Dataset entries

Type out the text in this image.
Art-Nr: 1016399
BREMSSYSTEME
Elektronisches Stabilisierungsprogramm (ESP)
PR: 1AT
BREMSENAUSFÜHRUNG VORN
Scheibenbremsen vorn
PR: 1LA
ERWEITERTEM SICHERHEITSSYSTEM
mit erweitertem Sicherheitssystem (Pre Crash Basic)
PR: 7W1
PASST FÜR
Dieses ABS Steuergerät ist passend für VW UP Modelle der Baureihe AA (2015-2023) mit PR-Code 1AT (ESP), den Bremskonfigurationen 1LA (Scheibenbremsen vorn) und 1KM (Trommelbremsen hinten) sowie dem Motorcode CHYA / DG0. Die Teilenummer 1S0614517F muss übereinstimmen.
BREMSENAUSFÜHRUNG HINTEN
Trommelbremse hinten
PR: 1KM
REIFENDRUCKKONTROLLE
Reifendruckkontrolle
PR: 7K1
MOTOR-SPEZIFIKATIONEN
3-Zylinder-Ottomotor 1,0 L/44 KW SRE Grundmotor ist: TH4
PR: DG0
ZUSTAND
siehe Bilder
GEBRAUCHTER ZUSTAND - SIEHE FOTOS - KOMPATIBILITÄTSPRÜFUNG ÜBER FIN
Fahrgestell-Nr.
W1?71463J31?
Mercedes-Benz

YOUR OBJECTIVE ::
Repeat the data above exactly.

THE REPLY ::
Type out the text in this image.
Art-Nr: 1016399
BREMSSYSTEME
Elektronisches Stabilisierungsprogramm (ESP)
PR: 1AT
BREMSENAUSFÜHRUNG VORN
Scheibenbremsen vorn
PR: 1LA
ERWEITERTEM SICHERHEITSSYSTEM
mit erweitertem Sicherheitssystem (Pre Crash Basic)
PR: 7W1
PASST FÜR
Dieses ABS Steuergerät ist passend für VW UP Modelle der Baureihe AA (2015-2023) mit PR-Code 1AT (ESP), den Bremskonfigurationen 1LA (Scheibenbremsen vorn) und 1KM (Trommelbremsen hinten) sowie dem Motorcode CHYA / DG0. Die Teilenummer 1S0614517F muss übereinstimmen.
BREMSENAUSFÜHRUNG HINTEN
Trommelbremse hinten
PR: 1KM
REIFENDRUCKKONTROLLE
Reifendruckkontrolle
PR: 7K1
MOTOR-SPEZIFIKATIONEN
3-Zylinder-Ottomotor 1,0 L/44 KW SRE Grundmotor ist: TH4
PR: DG0
ZUSTAND
siehe Bilder
GEBRAUCHTER ZUSTAND - SIEHE FOTOS - KOMPATIBILITÄTSPRÜFUNG ÜBER FIN
Fahrgestell-Nr.
W1?71463J31?
Mercedes-Benz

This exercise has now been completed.